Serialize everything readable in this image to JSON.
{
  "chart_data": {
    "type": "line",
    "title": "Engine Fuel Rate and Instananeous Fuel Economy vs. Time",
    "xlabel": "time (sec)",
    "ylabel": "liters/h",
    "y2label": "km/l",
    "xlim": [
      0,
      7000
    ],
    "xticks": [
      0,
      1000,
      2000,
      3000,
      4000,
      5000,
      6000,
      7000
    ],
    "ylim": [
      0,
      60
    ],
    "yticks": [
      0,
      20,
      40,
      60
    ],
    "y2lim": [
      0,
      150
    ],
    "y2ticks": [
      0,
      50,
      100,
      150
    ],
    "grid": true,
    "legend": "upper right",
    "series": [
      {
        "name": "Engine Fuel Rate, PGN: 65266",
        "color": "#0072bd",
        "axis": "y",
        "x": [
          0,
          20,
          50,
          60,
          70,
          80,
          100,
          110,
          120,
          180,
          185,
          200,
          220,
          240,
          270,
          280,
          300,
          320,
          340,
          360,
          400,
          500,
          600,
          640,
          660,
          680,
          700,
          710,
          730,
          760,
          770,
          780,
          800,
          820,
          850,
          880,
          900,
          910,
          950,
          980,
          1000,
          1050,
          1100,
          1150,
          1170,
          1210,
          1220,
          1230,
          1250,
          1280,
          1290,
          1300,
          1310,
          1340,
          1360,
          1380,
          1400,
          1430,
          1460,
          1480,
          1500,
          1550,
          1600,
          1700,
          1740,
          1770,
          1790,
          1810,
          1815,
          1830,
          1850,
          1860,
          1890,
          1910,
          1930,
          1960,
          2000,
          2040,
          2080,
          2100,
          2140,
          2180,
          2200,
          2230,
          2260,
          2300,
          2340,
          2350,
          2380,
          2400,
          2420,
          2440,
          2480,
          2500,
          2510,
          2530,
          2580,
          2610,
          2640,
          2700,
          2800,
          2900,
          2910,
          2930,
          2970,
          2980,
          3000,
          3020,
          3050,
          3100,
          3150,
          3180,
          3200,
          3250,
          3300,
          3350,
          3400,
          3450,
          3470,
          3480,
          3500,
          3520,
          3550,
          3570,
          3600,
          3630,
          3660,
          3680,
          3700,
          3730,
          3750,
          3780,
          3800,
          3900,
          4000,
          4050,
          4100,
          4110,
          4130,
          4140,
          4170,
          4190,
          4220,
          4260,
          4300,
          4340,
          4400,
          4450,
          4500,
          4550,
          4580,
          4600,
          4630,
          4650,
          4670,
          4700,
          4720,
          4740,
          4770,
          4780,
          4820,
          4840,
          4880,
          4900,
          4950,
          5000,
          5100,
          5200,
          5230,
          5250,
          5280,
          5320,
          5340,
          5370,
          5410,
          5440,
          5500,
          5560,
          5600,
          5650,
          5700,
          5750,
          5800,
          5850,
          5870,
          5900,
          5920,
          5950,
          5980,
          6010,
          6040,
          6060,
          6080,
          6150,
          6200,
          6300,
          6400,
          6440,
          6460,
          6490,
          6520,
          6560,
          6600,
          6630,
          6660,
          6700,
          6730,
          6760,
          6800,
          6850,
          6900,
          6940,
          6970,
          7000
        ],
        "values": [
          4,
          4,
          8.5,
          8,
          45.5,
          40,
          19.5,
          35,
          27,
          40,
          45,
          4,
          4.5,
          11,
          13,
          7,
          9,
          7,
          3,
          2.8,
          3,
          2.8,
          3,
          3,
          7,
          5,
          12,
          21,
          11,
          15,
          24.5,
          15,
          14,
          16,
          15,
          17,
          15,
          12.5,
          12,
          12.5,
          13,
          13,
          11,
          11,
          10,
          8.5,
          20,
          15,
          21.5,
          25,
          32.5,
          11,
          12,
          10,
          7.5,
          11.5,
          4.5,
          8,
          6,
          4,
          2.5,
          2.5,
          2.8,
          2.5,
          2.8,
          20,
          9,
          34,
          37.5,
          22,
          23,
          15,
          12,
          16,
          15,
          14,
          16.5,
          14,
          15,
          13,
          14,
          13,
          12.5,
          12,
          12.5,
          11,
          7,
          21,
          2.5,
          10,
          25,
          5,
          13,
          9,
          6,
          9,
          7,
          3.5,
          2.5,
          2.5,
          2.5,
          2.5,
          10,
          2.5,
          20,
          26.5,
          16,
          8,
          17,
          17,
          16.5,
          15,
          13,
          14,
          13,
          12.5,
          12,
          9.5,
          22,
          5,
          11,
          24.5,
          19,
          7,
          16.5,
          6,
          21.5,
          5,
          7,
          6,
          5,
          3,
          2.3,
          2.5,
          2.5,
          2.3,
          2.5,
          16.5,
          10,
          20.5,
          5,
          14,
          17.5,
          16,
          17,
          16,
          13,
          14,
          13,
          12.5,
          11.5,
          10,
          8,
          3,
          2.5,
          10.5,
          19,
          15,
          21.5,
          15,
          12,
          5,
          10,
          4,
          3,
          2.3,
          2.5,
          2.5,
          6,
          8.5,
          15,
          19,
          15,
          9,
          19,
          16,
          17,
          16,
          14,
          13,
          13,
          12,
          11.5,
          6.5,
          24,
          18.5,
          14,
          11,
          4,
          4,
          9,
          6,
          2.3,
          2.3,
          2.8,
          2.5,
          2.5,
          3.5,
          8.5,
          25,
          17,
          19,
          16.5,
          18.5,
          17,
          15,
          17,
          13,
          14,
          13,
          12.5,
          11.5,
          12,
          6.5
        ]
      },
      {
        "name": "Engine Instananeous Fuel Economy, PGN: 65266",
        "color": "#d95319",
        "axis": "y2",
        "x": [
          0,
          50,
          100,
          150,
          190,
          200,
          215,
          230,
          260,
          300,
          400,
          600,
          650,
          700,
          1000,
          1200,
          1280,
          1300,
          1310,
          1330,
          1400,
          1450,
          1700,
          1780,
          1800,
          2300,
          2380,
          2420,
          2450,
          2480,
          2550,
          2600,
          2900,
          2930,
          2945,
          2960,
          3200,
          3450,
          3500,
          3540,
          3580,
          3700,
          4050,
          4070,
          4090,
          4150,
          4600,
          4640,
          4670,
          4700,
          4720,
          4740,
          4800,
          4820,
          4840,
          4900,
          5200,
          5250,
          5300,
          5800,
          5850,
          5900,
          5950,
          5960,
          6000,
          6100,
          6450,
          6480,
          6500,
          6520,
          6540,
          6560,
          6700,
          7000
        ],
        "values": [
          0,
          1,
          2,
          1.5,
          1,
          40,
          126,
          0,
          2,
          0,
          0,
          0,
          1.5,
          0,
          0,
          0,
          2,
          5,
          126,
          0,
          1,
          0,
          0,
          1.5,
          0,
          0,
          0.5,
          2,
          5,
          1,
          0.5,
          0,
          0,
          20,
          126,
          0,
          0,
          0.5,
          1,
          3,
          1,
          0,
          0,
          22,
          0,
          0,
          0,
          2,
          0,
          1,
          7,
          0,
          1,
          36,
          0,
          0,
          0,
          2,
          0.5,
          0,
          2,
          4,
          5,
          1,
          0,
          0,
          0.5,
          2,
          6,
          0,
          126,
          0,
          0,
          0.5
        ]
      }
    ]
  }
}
++++++++++
## Stated problem
Give the entries again in full, exactly as they are written.

## Response to this task
Serialize everything readable in this image to JSON.
{
  "chart_data": {
    "type": "line",
    "title": "Engine Fuel Rate and Instananeous Fuel Economy vs. Time",
    "xlabel": "time (sec)",
    "ylabel": "liters/h",
    "y2label": "km/l",
    "xlim": [
      0,
      7000
    ],
    "xticks": [
      0,
      1000,
      2000,
      3000,
      4000,
      5000,
      6000,
      7000
    ],
    "ylim": [
      0,
      60
    ],
    "yticks": [
      0,
      20,
      40,
      60
    ],
    "y2lim": [
      0,
      150
    ],
    "y2ticks": [
      0,
      50,
      100,
      150
    ],
    "grid": true,
    "legend": "upper right",
    "series": [
      {
        "name": "Engine Fuel Rate, PGN: 65266",
        "color": "#0072bd",
        "axis": "y",
        "x": [
          0,
          20,
          50,
          60,
          70,
          80,
          100,
          110,
          120,
          180,
          185,
          200,
          220,
          240,
          270,
          280,
          300,
          320,
          340,
          360,
          400,
          500,
          600,
          640,
          660,
          680,
          700,
          710,
          730,
          760,
          770,
          780,
          800,
          820,
          850,
          880,
          900,
          910,
          950,
          980,
          1000,
          1050,
          1100,
          1150,
          1170,
          1210,
          1220,
          1230,
          1250,
          1280,
          1290,
          1300,
          1310,
          1340,
          1360,
          1380,
          1400,
          1430,
          1460,
          1480,
          1500,
          1550,
          1600,
          1700,
          1740,
          1770,
          1790,
          1810,
          1815,
          1830,
          1850,
          1860,
          1890,
          1910,
          1930,
          1960,
          2000,
          2040,
          2080,
          2100,
          2140,
          2180,
          2200,
          2230,
          2260,
          2300,
          2340,
          2350,
          2380,
          2400,
          2420,
          2440,
          2480,
          2500,
          2510,
          2530,
          2580,
          2610,
          2640,
          2700,
          2800,
          2900,
          2910,
          2930,
          2970,
          2980,
          3000,
          3020,
          3050,
          3100,
          3150,
          3180,
          3200,
          3250,
          3300,
          3350,
          3400,
          3450,
          3470,
          3480,
          3500,
          3520,
          3550,
          3570,
          3600,
          3630,
          3660,
          3680,
          3700,
          3730,
          3750,
          3780,
          3800,
          3900,
          4000,
          4050,
          4100,
          4110,
          4130,
          4140,
          4170,
          4190,
          4220,
          4260,
          4300,
          4340,
          4400,
          4450,
          4500,
          4550,
          4580,
          4600,
          4630,
          4650,
          4670,
          4700,
          4720,
          4740,
          4770,
          4780,
          4820,
          4840,
          4880,
          4900,
          4950,
          5000,
          5100,
          5200,
          5230,
          5250,
          5280,
          5320,
          5340,
          5370,
          5410,
          5440,
          5500,
          5560,
          5600,
          5650,
          5700,
          5750,
          5800,
          5850,
          5870,
          5900,
          5920,
          5950,
          5980,
          6010,
          6040,
          6060,
          6080,
          6150,
          6200,
          6300,
          6400,
          6440,
          6460,
          6490,
          6520,
          6560,
          6600,
          6630,
          6660,
          6700,
          6730,
          6760,
          6800,
          6850,
          6900,
          6940,
          6970,
          7000
        ],
        "values": [
          4,
          4,
          8.5,
          8,
          45.5,
          40,
          19.5,
          35,
          27,
          40,
          45,
          4,
          4.5,
          11,
          13,
          7,
          9,
          7,
          3,
          2.8,
          3,
          2.8,
          3,
          3,
          7,
          5,
          12,
          21,
          11,
          15,
          24.5,
          15,
          14,
          16,
          15,
          17,
          15,
          12.5,
          12,
          12.5,
          13,
          13,
          11,
          11,
          10,
          8.5,
          20,
          15,
          21.5,
          25,
          32.5,
          11,
          12,
          10,
          7.5,
          11.5,
          4.5,
          8,
          6,
          4,
          2.5,
          2.5,
          2.8,
          2.5,
          2.8,
          20,
          9,
          34,
          37.5,
          22,
          23,
          15,
          12,
          16,
          15,
          14,
          16.5,
          14,
          15,
          13,
          14,
          13,
          12.5,
          12,
          12.5,
          11,
          7,
          21,
          2.5,
          10,
          25,
          5,
          13,
          9,
          6,
          9,
          7,
          3.5,
          2.5,
          2.5,
          2.5,
          2.5,
          10,
          2.5,
          20,
          26.5,
          16,
          8,
          17,
          17,
          16.5,
          15,
          13,
          14,
          13,
          12.5,
          12,
          9.5,
          22,
          5,
          11,
          24.5,
          19,
          7,
          16.5,
          6,
          21.5,
          5,
          7,
          6,
          5,
          3,
          2.3,
          2.5,
          2.5,
          2.3,
          2.5,
          16.5,
          10,
          20.5,
          5,
          14,
          17.5,
          16,
          17,
          16,
          13,
          14,
          13,
          12.5,
          11.5,
          10,
          8,
          3,
          2.5,
          10.5,
          19,
          15,
          21.5,
          15,
          12,
          5,
          10,
          4,
          3,
          2.3,
          2.5,
          2.5,
          6,
          8.5,
          15,
          19,
          15,
          9,
          19,
          16,
          17,
          16,
          14,
          13,
          13,
          12,
          11.5,
          6.5,
          24,
          18.5,
          14,
          11,
          4,
          4,
          9,
          6,
          2.3,
          2.3,
          2.8,
          2.5,
          2.5,
          3.5,
          8.5,
          25,
          17,
          19,
          16.5,
          18.5,
          17,
          15,
          17,
          13,
          14,
          13,
          12.5,
          11.5,
          12,
          6.5
        ]
      },
      {
        "name": "Engine Instananeous Fuel Economy, PGN: 65266",
        "color": "#d95319",
        "axis": "y2",
        "x": [
          0,
          50,
          100,
          150,
          190,
          200,
          215,
          230,
          260,
          300,
          400,
          600,
          650,
          700,
          1000,
          1200,
          1280,
          1300,
          1310,
          1330,
          1400,
          1450,
          1700,
          1780,
          1800,
          2300,
          2380,
          2420,
          2450,
          2480,
          2550,
          2600,
          2900,
          2930,
          2945,
          2960,
          3200,
          3450,
          3500,
          3540,
          3580,
          3700,
          4050,
          4070,
          4090,
          4150,
          4600,
          4640,
          4670,
          4700,
          4720,
          4740,
          4800,
          4820,
          4840,
          4900,
          5200,
          5250,
          5300,
          5800,
          5850,
          5900,
          5950,
          5960,
          6000,
          6100,
          6450,
          6480,
          6500,
          6520,
          6540,
          6560,
          6700,
          7000
        ],
        "values": [
          0,
          1,
          2,
          1.5,
          1,
          40,
          126,
          0,
          2,
          0,
          0,
          0,
          1.5,
          0,
          0,
          0,
          2,
          5,
          126,
          0,
          1,
          0,
          0,
          1.5,
          0,
          0,
          0.5,
          2,
          5,
          1,
          0.5,
          0,
          0,
          20,
          126,
          0,
          0,
          0.5,
          1,
          3,
          1,
          0,
          0,
          22,
          0,
          0,
          0,
          2,
          0,
          1,
          7,
          0,
          1,
          36,
          0,
          0,
          0,
          2,
          0.5,
          0,
          2,
          4,
          5,
          1,
          0,
          0,
          0.5,
          2,
          6,
          0,
          126,
          0,
          0,
          0.5
        ]
      }
    ]
  }
}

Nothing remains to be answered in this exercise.